### Supplied records
--- begin ---

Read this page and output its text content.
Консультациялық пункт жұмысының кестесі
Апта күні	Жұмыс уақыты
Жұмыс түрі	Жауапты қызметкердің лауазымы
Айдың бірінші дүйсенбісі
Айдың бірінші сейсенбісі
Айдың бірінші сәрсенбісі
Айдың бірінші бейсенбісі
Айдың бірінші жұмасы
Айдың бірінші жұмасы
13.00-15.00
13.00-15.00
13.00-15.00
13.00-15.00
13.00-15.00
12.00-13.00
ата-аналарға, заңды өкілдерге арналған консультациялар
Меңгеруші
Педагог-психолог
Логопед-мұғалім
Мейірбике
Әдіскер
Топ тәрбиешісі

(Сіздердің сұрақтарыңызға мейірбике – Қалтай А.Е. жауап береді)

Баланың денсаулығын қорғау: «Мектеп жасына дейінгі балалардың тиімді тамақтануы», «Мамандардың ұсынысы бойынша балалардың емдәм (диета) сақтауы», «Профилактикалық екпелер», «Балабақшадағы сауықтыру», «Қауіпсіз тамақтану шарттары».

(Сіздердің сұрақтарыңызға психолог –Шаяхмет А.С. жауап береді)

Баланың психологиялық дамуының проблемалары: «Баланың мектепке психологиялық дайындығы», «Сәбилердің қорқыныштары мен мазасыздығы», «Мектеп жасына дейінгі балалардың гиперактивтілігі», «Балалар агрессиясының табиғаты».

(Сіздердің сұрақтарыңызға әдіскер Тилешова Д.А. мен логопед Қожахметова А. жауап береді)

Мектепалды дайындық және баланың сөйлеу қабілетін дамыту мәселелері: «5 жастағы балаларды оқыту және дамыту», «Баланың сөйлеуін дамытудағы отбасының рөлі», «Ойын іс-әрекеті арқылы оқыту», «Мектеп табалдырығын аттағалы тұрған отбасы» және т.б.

--- end ---
--- begin ---

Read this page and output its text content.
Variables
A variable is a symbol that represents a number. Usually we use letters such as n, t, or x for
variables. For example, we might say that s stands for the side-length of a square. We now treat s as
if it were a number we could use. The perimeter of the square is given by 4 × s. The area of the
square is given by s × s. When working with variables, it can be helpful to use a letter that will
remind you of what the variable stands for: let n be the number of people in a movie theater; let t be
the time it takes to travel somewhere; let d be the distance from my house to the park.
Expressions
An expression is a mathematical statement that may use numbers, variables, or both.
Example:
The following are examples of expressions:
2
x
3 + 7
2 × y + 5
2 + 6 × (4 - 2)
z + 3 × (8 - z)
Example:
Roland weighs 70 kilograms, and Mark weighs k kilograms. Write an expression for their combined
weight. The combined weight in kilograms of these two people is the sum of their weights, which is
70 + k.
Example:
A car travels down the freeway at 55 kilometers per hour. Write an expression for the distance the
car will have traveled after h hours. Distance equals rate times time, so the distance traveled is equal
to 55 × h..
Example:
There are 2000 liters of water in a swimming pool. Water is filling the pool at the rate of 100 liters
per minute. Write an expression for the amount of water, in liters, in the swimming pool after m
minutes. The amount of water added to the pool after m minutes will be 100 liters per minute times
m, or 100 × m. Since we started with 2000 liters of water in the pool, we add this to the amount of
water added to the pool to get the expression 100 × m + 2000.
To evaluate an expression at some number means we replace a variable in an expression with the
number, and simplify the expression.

--- end ---

### Exercise requirements
Of the lines in the data, how many contain the word "дейінгі"? Provide the number and nothing further.

### Task result
2